THE TASK: Check every line of the material below for the string "handle", and return the ones that have it.

:: DATASET

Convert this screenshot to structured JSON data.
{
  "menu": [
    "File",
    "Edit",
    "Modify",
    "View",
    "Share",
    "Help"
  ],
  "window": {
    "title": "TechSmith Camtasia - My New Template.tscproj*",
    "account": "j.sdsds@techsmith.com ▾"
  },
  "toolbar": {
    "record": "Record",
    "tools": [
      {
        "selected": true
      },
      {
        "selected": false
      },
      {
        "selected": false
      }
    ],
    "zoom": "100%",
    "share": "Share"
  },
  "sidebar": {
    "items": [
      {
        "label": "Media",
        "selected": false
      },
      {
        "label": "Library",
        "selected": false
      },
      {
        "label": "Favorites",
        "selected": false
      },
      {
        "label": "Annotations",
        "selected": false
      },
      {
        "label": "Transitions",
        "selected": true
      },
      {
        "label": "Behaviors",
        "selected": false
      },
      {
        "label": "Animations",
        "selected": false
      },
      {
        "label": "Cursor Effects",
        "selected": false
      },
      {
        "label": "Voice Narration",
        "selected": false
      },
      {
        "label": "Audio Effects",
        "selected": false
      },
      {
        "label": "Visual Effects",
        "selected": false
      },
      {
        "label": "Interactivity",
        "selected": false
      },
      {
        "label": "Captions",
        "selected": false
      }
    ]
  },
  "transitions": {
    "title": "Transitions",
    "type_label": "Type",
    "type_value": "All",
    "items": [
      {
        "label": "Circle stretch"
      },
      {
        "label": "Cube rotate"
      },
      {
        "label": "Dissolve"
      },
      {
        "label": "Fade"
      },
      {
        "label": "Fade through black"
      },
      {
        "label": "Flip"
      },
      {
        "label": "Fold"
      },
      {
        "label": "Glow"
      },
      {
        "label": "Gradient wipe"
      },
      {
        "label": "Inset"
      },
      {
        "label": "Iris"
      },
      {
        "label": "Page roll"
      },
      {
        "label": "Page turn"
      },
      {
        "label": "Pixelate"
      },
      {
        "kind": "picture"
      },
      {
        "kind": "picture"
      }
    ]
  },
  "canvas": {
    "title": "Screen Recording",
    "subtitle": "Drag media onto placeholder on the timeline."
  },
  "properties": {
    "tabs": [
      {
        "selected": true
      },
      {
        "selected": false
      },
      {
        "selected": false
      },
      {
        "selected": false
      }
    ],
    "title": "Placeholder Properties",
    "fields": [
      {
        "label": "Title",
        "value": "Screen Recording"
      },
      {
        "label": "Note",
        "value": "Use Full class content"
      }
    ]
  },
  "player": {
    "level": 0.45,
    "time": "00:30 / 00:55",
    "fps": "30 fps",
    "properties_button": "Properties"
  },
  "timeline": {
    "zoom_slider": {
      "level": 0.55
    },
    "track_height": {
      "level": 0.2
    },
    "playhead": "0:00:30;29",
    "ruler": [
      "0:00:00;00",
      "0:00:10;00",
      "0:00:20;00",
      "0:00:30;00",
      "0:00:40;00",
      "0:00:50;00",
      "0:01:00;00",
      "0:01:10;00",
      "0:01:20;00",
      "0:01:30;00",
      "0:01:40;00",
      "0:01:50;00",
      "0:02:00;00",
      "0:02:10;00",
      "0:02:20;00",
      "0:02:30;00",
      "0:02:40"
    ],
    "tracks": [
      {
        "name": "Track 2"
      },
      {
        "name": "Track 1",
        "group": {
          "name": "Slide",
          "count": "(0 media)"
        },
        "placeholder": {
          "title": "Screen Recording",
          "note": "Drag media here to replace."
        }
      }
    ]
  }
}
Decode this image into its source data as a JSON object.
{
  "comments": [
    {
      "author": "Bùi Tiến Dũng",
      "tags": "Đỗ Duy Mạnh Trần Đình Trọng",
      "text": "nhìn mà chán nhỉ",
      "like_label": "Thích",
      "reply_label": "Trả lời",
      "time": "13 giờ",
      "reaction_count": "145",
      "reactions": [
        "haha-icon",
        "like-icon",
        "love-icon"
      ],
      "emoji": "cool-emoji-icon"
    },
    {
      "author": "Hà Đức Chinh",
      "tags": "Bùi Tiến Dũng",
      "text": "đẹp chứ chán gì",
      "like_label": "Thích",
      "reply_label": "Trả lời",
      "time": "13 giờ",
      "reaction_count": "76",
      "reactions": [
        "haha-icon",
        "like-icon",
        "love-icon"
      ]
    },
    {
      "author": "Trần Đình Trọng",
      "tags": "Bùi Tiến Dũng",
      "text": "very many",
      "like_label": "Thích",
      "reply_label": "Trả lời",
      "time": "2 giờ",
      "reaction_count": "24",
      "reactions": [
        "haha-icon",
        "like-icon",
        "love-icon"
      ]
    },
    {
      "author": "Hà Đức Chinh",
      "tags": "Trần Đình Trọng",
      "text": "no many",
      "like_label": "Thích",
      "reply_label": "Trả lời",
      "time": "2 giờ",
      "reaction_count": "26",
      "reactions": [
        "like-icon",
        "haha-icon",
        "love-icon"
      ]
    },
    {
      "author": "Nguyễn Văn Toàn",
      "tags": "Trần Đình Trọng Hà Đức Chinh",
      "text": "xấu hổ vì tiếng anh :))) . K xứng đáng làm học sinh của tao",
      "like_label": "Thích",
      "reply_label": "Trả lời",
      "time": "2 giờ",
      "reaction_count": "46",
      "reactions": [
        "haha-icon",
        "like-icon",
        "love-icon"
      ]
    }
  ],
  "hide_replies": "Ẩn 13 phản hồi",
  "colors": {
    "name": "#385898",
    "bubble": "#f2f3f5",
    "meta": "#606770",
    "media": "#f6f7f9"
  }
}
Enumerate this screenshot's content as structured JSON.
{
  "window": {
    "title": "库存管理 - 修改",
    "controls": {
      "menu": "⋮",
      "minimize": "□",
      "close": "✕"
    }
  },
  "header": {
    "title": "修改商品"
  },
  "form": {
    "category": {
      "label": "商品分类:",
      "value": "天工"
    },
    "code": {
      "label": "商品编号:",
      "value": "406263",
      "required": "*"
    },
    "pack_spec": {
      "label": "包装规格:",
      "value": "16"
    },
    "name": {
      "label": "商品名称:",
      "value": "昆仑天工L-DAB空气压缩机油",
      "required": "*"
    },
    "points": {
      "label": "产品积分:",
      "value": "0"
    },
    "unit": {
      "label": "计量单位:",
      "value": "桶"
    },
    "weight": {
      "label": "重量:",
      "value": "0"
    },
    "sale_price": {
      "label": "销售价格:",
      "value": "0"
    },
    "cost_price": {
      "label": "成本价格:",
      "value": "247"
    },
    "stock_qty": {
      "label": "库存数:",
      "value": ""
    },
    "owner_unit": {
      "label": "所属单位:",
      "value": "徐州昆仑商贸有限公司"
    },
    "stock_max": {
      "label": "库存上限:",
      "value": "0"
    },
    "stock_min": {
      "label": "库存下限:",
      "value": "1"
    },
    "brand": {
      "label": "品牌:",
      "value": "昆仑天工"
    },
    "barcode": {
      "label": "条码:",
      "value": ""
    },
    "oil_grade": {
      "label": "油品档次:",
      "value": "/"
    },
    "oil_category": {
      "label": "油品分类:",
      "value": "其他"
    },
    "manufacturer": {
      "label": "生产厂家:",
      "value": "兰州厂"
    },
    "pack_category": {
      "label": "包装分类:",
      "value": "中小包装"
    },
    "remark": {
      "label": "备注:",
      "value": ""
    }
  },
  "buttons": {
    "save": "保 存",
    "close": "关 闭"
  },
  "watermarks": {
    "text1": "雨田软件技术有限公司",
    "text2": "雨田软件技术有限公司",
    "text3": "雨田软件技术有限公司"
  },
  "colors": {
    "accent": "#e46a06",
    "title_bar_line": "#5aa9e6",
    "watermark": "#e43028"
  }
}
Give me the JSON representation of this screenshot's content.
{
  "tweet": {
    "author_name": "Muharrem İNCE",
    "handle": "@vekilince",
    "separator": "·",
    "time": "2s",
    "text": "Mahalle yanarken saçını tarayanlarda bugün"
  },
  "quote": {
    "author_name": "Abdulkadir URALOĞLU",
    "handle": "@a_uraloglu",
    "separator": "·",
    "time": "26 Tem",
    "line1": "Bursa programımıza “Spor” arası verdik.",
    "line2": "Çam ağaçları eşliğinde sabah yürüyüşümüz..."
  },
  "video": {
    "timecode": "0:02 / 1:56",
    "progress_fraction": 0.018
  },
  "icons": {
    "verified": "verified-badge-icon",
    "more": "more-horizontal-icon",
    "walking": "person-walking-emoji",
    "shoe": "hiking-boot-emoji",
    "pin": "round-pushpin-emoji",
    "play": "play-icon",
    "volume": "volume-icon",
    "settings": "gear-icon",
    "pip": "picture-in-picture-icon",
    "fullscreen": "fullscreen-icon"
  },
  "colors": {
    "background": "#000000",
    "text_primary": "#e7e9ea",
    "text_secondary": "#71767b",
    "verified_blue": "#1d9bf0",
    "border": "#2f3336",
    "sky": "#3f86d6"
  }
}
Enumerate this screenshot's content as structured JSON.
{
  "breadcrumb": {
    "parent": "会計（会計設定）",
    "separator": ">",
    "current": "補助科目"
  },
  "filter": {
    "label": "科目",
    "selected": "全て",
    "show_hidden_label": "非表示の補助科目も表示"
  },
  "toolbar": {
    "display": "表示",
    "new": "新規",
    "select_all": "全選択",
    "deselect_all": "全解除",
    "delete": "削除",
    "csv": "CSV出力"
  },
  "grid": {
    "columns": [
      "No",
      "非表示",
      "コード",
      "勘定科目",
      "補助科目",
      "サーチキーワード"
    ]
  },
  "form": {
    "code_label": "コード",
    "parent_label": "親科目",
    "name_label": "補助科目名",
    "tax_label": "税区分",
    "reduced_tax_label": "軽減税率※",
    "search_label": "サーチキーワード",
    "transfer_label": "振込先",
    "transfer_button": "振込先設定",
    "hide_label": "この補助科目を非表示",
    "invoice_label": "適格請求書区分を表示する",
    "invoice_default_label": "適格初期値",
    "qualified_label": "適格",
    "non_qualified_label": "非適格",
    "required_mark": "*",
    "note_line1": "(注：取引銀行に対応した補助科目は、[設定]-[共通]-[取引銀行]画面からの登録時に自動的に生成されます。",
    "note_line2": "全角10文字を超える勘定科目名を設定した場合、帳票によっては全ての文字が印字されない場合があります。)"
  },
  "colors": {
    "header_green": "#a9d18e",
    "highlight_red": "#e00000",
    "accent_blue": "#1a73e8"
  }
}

::::

TASK OUTPUT:
    "handle": "@vekilince",
    "handle": "@a_uraloglu",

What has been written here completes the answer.